Return the part of the organocatalysis text between "Iminium ions exhibit" and "through simple transformations.", inclusive, copied word for word.

EXTRACTED TEXT -

------------------------------------------------------------------------

Organocatalysis is recognized for its power to activate substrates through generic modes of reactivity. While the intermediate formed upon activation of the substrate by the chiral catalyst can participate in many reaction types with consistently high stereoselectivity, the intrinsic limit of this approach is that it only allows the design of mechanistically related processes. These limitations were recently removed with the introduction of catalytic amount of colored metal complexes (photoredox catalysts) as intermediaries between visible light and colorless substrates. The urge to uncover novel reactivity has provided a force for innovation in enantioselective radical chemistry and photoredox catalysis. Along these lines, the research work described in this presentation has demonstrated how intermediates with established polar chemistry can be repurposed for radical reactivity to solve otherwise difficult synthetic problems. Through the judicious selection of photocatalysts and radical precursors, these classical intermediates could be involved in novel radical chemistry. This opened up new opportunities for selective C-C and C-S bond formations, yielding diverse scaffolds with potential bioactivity.

Iminium ions exhibit a rich chemistry in the polar domain. It was demonstrated that iminium ion catalysis is also effective in radical pathways, ensuring the interception of nucleophilic primary radicals for conjugate addition with high stereocontrol. Employing a strongly oxidizing acridinium organic photocatalyst, the non-stabilized primary radicals were generated upon oxidative ring opening of cyclobutanols. The chiral iminium intermediates were effective in overcoming racemic background processes while trapping short-lived open-shell species, ensuring good enantioselectivity in 1,7-dicarbonyl scaffold formation. The resulting products offered a straightforward access to analogs of natural products and pharmaceuticals, introducing new stereocenters through simple transformations.

------------------------------------------------------------------------

DATA FOR REVIEW -
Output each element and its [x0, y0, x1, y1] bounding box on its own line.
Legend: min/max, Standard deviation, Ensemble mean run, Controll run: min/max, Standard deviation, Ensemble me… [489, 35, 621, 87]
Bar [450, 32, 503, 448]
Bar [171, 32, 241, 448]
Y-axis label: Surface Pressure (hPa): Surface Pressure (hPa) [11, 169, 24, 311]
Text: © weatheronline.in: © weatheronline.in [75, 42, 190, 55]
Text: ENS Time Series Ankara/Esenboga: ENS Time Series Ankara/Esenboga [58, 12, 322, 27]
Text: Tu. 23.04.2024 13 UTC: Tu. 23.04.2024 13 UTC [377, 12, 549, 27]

------------------------------------------------------------------------

SOLUTION FOR THIS TASK -
Iminium ions exhibit a rich chemistry in the polar domain. It was demonstrated that iminium ion catalysis is also effective in radical pathways, ensuring the interception of nucleophilic primary radicals for conjugate addition with high stereocontrol. Employing a strongly oxidizing acridinium organic photocatalyst, the non-stabilized primary radicals were generated upon oxidative ring opening of cyclobutanols. The chiral iminium intermediates were effective in overcoming racemic background processes while trapping short-lived open-shell species, ensuring good enantioselectivity in 1,7-dicarbonyl scaffold formation. The resulting products offered a straightforward access to analogs of natural products and pharmaceuticals, introducing new stereocenters through simple transformations.